:: Instructions to follow ::
Output all the material that follows, exactly as given.

Stored data entries
*****
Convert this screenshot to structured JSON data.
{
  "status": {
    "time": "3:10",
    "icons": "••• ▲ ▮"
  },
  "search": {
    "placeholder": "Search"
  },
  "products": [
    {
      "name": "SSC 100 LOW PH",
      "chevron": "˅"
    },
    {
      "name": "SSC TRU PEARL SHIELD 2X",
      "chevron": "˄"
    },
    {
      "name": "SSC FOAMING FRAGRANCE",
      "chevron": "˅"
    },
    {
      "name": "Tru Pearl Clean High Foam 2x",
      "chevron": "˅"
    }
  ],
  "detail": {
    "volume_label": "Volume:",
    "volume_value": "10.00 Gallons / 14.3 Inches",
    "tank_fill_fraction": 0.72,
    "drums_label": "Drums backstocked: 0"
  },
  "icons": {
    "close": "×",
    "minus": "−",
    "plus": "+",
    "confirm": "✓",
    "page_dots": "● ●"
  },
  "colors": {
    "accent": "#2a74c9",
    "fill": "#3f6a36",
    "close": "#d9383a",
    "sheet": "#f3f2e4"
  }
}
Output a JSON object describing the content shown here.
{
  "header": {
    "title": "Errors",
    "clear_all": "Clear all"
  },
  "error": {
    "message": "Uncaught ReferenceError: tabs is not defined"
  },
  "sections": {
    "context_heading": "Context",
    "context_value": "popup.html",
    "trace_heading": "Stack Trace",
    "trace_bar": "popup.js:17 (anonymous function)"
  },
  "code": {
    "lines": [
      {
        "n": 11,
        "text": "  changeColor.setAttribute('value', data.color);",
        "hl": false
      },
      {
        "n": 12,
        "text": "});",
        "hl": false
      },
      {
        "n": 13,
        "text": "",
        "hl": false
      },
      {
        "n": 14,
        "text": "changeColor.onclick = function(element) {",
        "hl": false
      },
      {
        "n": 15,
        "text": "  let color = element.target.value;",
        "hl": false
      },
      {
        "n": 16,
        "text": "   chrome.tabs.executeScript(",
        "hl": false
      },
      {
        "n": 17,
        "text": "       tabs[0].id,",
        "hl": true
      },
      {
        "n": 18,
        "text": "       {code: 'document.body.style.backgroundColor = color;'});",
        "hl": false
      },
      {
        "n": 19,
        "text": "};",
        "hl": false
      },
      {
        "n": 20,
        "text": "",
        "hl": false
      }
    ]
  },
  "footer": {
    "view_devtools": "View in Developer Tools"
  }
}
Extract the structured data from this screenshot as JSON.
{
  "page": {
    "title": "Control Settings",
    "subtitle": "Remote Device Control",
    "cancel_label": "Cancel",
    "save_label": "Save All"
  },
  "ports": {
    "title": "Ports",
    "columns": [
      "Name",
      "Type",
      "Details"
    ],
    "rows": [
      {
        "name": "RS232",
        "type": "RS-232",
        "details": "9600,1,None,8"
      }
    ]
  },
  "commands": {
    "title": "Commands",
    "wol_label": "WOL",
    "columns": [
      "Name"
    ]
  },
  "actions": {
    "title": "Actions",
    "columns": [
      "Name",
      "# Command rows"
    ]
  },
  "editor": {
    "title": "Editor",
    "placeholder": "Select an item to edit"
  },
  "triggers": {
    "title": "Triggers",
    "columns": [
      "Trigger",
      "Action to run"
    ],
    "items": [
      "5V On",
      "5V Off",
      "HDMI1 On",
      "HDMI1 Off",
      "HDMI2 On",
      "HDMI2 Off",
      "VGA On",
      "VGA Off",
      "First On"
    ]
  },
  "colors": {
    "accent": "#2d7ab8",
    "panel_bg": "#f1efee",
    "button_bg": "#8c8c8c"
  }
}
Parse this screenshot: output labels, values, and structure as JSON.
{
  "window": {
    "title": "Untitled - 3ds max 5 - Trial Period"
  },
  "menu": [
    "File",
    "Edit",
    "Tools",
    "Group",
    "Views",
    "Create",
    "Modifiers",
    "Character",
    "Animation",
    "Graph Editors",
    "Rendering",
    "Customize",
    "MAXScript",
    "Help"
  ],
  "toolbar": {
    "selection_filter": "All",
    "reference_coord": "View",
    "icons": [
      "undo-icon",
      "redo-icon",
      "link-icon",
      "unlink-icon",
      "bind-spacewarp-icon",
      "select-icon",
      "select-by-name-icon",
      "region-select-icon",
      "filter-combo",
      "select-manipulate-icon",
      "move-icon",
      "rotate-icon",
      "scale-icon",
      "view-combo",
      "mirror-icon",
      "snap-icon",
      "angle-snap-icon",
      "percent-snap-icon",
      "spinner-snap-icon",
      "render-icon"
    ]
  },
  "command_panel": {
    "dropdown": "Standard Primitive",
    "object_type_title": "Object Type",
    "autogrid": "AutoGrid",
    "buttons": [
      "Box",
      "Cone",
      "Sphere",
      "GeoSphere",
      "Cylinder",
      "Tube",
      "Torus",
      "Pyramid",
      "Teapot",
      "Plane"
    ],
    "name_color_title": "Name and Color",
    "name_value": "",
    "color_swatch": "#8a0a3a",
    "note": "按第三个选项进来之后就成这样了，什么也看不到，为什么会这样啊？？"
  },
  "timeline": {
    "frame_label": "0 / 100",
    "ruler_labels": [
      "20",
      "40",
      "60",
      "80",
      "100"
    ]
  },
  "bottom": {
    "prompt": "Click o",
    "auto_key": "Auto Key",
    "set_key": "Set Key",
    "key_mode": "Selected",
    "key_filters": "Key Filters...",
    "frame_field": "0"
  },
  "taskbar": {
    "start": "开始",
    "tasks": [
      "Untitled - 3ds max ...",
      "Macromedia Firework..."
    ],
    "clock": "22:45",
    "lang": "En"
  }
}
*****
:: Final result ::
Convert this screenshot to structured JSON data.
{
  "status": {
    "time": "3:10",
    "icons": "••• ▲ ▮"
  },
  "search": {
    "placeholder": "Search"
  },
  "products": [
    {
      "name": "SSC 100 LOW PH",
      "chevron": "˅"
    },
    {
      "name": "SSC TRU PEARL SHIELD 2X",
      "chevron": "˄"
    },
    {
      "name": "SSC FOAMING FRAGRANCE",
      "chevron": "˅"
    },
    {
      "name": "Tru Pearl Clean High Foam 2x",
      "chevron": "˅"
    }
  ],
  "detail": {
    "volume_label": "Volume:",
    "volume_value": "10.00 Gallons / 14.3 Inches",
    "tank_fill_fraction": 0.72,
    "drums_label": "Drums backstocked: 0"
  },
  "icons": {
    "close": "×",
    "minus": "−",
    "plus": "+",
    "confirm": "✓",
    "page_dots": "● ●"
  },
  "colors": {
    "accent": "#2a74c9",
    "fill": "#3f6a36",
    "close": "#d9383a",
    "sheet": "#f3f2e4"
  }
}
Output a JSON object describing the content shown here.
{
  "header": {
    "title": "Errors",
    "clear_all": "Clear all"
  },
  "error": {
    "message": "Uncaught ReferenceError: tabs is not defined"
  },
  "sections": {
    "context_heading": "Context",
    "context_value": "popup.html",
    "trace_heading": "Stack Trace",
    "trace_bar": "popup.js:17 (anonymous function)"
  },
  "code": {
    "lines": [
      {
        "n": 11,
        "text": "  changeColor.setAttribute('value', data.color);",
        "hl": false
      },
      {
        "n": 12,
        "text": "});",
        "hl": false
      },
      {
        "n": 13,
        "text": "",
        "hl": false
      },
      {
        "n": 14,
        "text": "changeColor.onclick = function(element) {",
        "hl": false
      },
      {
        "n": 15,
        "text": "  let color = element.target.value;",
        "hl": false
      },
      {
        "n": 16,
        "text": "   chrome.tabs.executeScript(",
        "hl": false
      },
      {
        "n": 17,
        "text": "       tabs[0].id,",
        "hl": true
      },
      {
        "n": 18,
        "text": "       {code: 'document.body.style.backgroundColor = color;'});",
        "hl": false
      },
      {
        "n": 19,
        "text": "};",
        "hl": false
      },
      {
        "n": 20,
        "text": "",
        "hl": false
      }
    ]
  },
  "footer": {
    "view_devtools": "View in Developer Tools"
  }
}
Extract the structured data from this screenshot as JSON.
{
  "page": {
    "title": "Control Settings",
    "subtitle": "Remote Device Control",
    "cancel_label": "Cancel",
    "save_label": "Save All"
  },
  "ports": {
    "title": "Ports",
    "columns": [
      "Name",
      "Type",
      "Details"
    ],
    "rows": [
      {
        "name": "RS232",
        "type": "RS-232",
        "details": "9600,1,None,8"
      }
    ]
  },
  "commands": {
    "title": "Commands",
    "wol_label": "WOL",
    "columns": [
      "Name"
    ]
  },
  "actions": {
    "title": "Actions",
    "columns": [
      "Name",
      "# Command rows"
    ]
  },
  "editor": {
    "title": "Editor",
    "placeholder": "Select an item to edit"
  },
  "triggers": {
    "title": "Triggers",
    "columns": [
      "Trigger",
      "Action to run"
    ],
    "items": [
      "5V On",
      "5V Off",
      "HDMI1 On",
      "HDMI1 Off",
      "HDMI2 On",
      "HDMI2 Off",
      "VGA On",
      "VGA Off",
      "First On"
    ]
  },
  "colors": {
    "accent": "#2d7ab8",
    "panel_bg": "#f1efee",
    "button_bg": "#8c8c8c"
  }
}
Parse this screenshot: output labels, values, and structure as JSON.
{
  "window": {
    "title": "Untitled - 3ds max 5 - Trial Period"
  },
  "menu": [
    "File",
    "Edit",
    "Tools",
    "Group",
    "Views",
    "Create",
    "Modifiers",
    "Character",
    "Animation",
    "Graph Editors",
    "Rendering",
    "Customize",
    "MAXScript",
    "Help"
  ],
  "toolbar": {
    "selection_filter": "All",
    "reference_coord": "View",
    "icons": [
      "undo-icon",
      "redo-icon",
      "link-icon",
      "unlink-icon",
      "bind-spacewarp-icon",
      "select-icon",
      "select-by-name-icon",
      "region-select-icon",
      "filter-combo",
      "select-manipulate-icon",
      "move-icon",
      "rotate-icon",
      "scale-icon",
      "view-combo",
      "mirror-icon",
      "snap-icon",
      "angle-snap-icon",
      "percent-snap-icon",
      "spinner-snap-icon",
      "render-icon"
    ]
  },
  "command_panel": {
    "dropdown": "Standard Primitive",
    "object_type_title": "Object Type",
    "autogrid": "AutoGrid",
    "buttons": [
      "Box",
      "Cone",
      "Sphere",
      "GeoSphere",
      "Cylinder",
      "Tube",
      "Torus",
      "Pyramid",
      "Teapot",
      "Plane"
    ],
    "name_color_title": "Name and Color",
    "name_value": "",
    "color_swatch": "#8a0a3a",
    "note": "按第三个选项进来之后就成这样了，什么也看不到，为什么会这样啊？？"
  },
  "timeline": {
    "frame_label": "0 / 100",
    "ruler_labels": [
      "20",
      "40",
      "60",
      "80",
      "100"
    ]
  },
  "bottom": {
    "prompt": "Click o",
    "auto_key": "Auto Key",
    "set_key": "Set Key",
    "key_mode": "Selected",
    "key_filters": "Key Filters...",
    "frame_field": "0"
  },
  "taskbar": {
    "start": "开始",
    "tasks": [
      "Untitled - 3ds max ...",
      "Macromedia Firework..."
    ],
    "clock": "22:45",
    "lang": "En"
  }
}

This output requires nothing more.